Direction: Pull each line holding "Thermocollant" out of the entries below.

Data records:

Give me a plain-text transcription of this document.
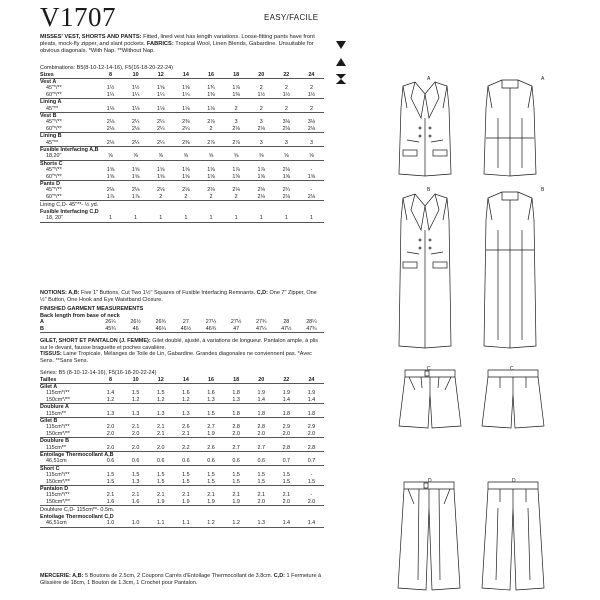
V1707	EASY/FACILE
MISSES' VEST, SHORTS AND PANTS: Fitted, lined vest has length variations. Loose-fitting pants have front pleats, mock-fly zipper, and slant pockets. FABRICS: Tropical Wool, Linen Blends, Gabardine. Unsuitable for obvious diagonals. *With Nap. **Without Nap.
Combinations: B5(8-10-12-14-16), F5(16-18-20-22-24)
Sizes	8	10	12	14	16	18	20	22	24
Vest A									
45"*/**	1½	1½	1⅝	1⅝	1¾	1⅞	2	2	2
60"*/**	1¼	1¼	1¼	1¼	1⅜	1⅜	1½	1½	1½
Lining A									
45"**	1⅛	1⅛	1⅛	1⅛	1⅛	2	2	2	2
Vest B									
45"*/**	2⅛	2¼	2¼	2⅜	2⅞	3	3	3⅛	3⅛
60"*/**	2⅛	2⅛	2¼	2¼	2	2⅛	2⅛	2⅛	2⅛
Lining B									
45"**	2⅛	2¼	2¼	2⅜	2⅞	2⅞	3	3	3
Fusible Interfacing A,B									
18,20"	⅝	⅝	⅝	⅝	⅝	⅝	⅝	⅝	⅝
Shorts C									
45"*/**	1⅝	1⅝	1⅝	1⅝	1⅝	1⅞	1⅞	2⅛	-
60"*/**	1⅝	1⅝	1⅝	1⅝	1⅝	1⅝	1⅝	1⅝	1⅝
Pants D									
45"*/**	2⅛	2⅛	2⅛	2⅛	2⅛	2⅛	2⅛	2¼	-
60"*/**	1⅞	1⅞	2	2	2	2	2⅛	2⅛	2⅛
Lining C,D- 45"**- ½ yd.
Fusible Interfacing C,D
18, 20"	1	1	1	1	1	1	1	1	1
NOTIONS: A,B: Five 1" Buttons, Cut Two 1½" Squares of Fusible Interfacing Remnants. C,D: One 7" Zipper, One ½" Button, One Hook and Eye Waistband Closure.
FINISHED GARMENT MEASUREMENTS
Back length from base of neck
A	26¼	26½	26¾	27	27¼	27½	27¾	28	28¼
B	45¾	46	46¼	46½	46¾	47	47¼	47½	47¾
GILET, SHORT ET PANTALON (J. FEMME): Gilet doublé, ajusté, à variations de longueur. Pantalon ample, à plis sur le devant, fausse braguette et poches cavalière.
TISSUS: Laine Tropicale, Mélanges de Toile de Lin, Gabardine. Grandes diagonales ne conviennent pas. *Avec Sens. **Sans Sens.
Séries: B5 (8-10-12-14-16), F5(16-18-20-22-24)
Tailles	8	10	12	14	16	18	20	22	24
Gilet A									
115cm*/**	1.4	1.5	1.5	1.6	1.6	1.8	1.9	1.9	1.9
150cm*/**	1.2	1.2	1.2	1.2	1.3	1.3	1.4	1.4	1.4
Doublure A									
115cm**	1.3	1.3	1.3	1.3	1.5	1.8	1.8	1.8	1.8
Gilet B									
115cm*/**	2.0	2.1	2.1	2.6	2.7	2.8	2.8	2.9	2.9
150cm*/**	2.0	2.0	2.1	2.1	1.9	2.0	2.0	2.0	2.0
Doublure B									
115cm**	2.0	2.0	2.0	2.2	2.6	2.7	2.7	2.8	2.8
Entoilage Thermocollant A,B									
46,51cm	0.6	0.6	0.6	0.6	0.6	0.6	0.6	0.7	0.7
Short C									
115cm*/**	1.5	1.5	1.5	1.5	1.5	1.5	1.5	1.5	-
150cm*/**	1.5	1.3	1.5	1.5	1.5	1.5	1.5	1.5	1.5
Pantalon D									
115cm*/**	2.1	2.1	2.1	2.1	2.1	2.1	2.1	2.1	-
150cm*/**	1.6	1.6	1.9	1.9	1.9	1.9	2.0	2.0	2.0
Doublure C,D- 115cm**- 0.5m.
Entoilage Thermocollant C,D
46,51cm	1.0	1.0	1.1	1.1	1.2	1.2	1.3	1.4	1.4
MERCERIE: A,B: 5 Boutons de 2.5cm, 2 Coupons Carrés d'Entoilage Thermocollant de 3.8cm. C,D: 1 Fermeture à Glissière de 18cm, 1 Bouton de 1.3cm, 1 Crochet pour Pantalon.
A	A
B	B
C	C
D	D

The result:
Entoilage Thermocollant A,B									
Entoilage Thermocollant C,D
MERCERIE: A,B: 5 Boutons de 2.5cm, 2 Coupons Carrés d'Entoilage Thermocollant de 3.8cm. C,D: 1 Fermeture à Glissière de 18cm, 1 Bouton de 1.3cm, 1 Crochet pour Pantalon.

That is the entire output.